* [TASK BRIEF] Look for "带上她的眼睛" in the listing below. Gather each line that contains it.

* [THE DATA]
%%

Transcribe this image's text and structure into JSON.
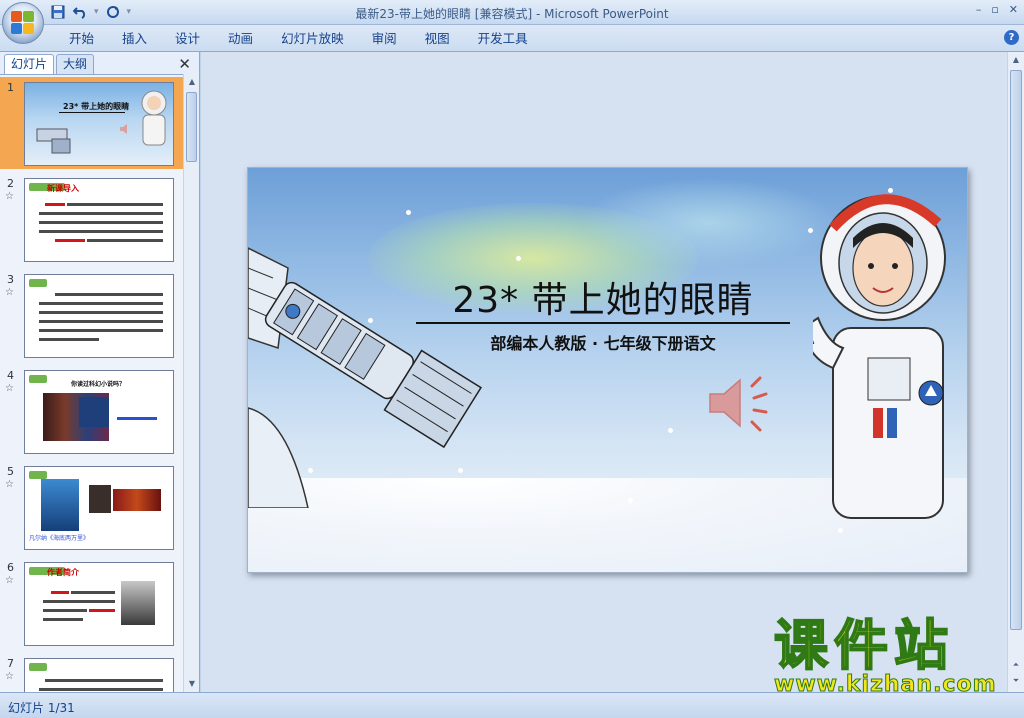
{
  "window": {
    "title": "最新23-带上她的眼睛 [兼容模式] - Microsoft PowerPoint",
    "controls": [
      "–",
      "▫",
      "✕"
    ]
  },
  "quick_access": {
    "icons": [
      "save-icon",
      "undo-icon",
      "redo-icon",
      "customize-icon"
    ]
  },
  "ribbon": {
    "tabs": [
      "开始",
      "插入",
      "设计",
      "动画",
      "幻灯片放映",
      "审阅",
      "视图",
      "开发工具"
    ],
    "help_label": "?"
  },
  "left_panel": {
    "tabs": [
      "幻灯片",
      "大纲"
    ],
    "active_tab": "幻灯片",
    "close_label": "✕",
    "thumbnails": [
      {
        "num": "1",
        "selected": true,
        "title": "23*  带上她的眼睛"
      },
      {
        "num": "2",
        "star": "☆",
        "tag": "新课导入"
      },
      {
        "num": "3",
        "star": "☆"
      },
      {
        "num": "4",
        "star": "☆",
        "caption": "你读过科幻小说吗？"
      },
      {
        "num": "5",
        "star": "☆",
        "caption": "凡尔纳《海底两万里》"
      },
      {
        "num": "6",
        "star": "☆",
        "tag": "作者简介"
      },
      {
        "num": "7",
        "star": "☆"
      }
    ]
  },
  "slide": {
    "title": "23*    带上她的眼睛",
    "subtitle": "部编本人教版 · 七年级下册语文"
  },
  "watermark": {
    "big": "课件站",
    "url": "www.kjzhan.com"
  },
  "status": {
    "slide_counter": "幻灯片 1/31"
  }
}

%%

* [EXERCISE RESPONSE]
    "title": "最新23-带上她的眼睛 [兼容模式] - Microsoft PowerPoint",
        "title": "23*  带上她的眼睛"
    "title": "23*    带上她的眼睛",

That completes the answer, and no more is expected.